== The problem ==
Write out the material below again, unchanged.

== Data for the task ==
_ _ _ _ _ _ _
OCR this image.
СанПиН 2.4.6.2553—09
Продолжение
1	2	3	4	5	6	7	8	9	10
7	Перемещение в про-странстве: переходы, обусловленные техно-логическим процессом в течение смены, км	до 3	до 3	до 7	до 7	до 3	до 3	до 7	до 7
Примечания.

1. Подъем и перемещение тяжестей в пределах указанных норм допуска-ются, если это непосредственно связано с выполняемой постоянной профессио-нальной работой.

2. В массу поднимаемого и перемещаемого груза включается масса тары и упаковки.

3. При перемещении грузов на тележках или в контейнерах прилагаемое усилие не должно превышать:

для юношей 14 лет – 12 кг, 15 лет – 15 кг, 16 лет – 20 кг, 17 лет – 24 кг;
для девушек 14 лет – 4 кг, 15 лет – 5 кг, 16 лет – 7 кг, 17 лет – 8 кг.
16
_ _ _ _ _ _ _
== Response to this task ==
OCR this image.
СанПиН 2.4.6.2553—09
Продолжение
1	2	3	4	5	6	7	8	9	10
7	Перемещение в про-странстве: переходы, обусловленные техно-логическим процессом в течение смены, км	до 3	до 3	до 7	до 7	до 3	до 3	до 7	до 7
Примечания.

1. Подъем и перемещение тяжестей в пределах указанных норм допуска-ются, если это непосредственно связано с выполняемой постоянной профессио-нальной работой.

2. В массу поднимаемого и перемещаемого груза включается масса тары и упаковки.

3. При перемещении грузов на тележках или в контейнерах прилагаемое усилие не должно превышать:

для юношей 14 лет – 12 кг, 15 лет – 15 кг, 16 лет – 20 кг, 17 лет – 24 кг;
для девушек 14 лет – 4 кг, 15 лет – 5 кг, 16 лет – 7 кг, 17 лет – 8 кг.
16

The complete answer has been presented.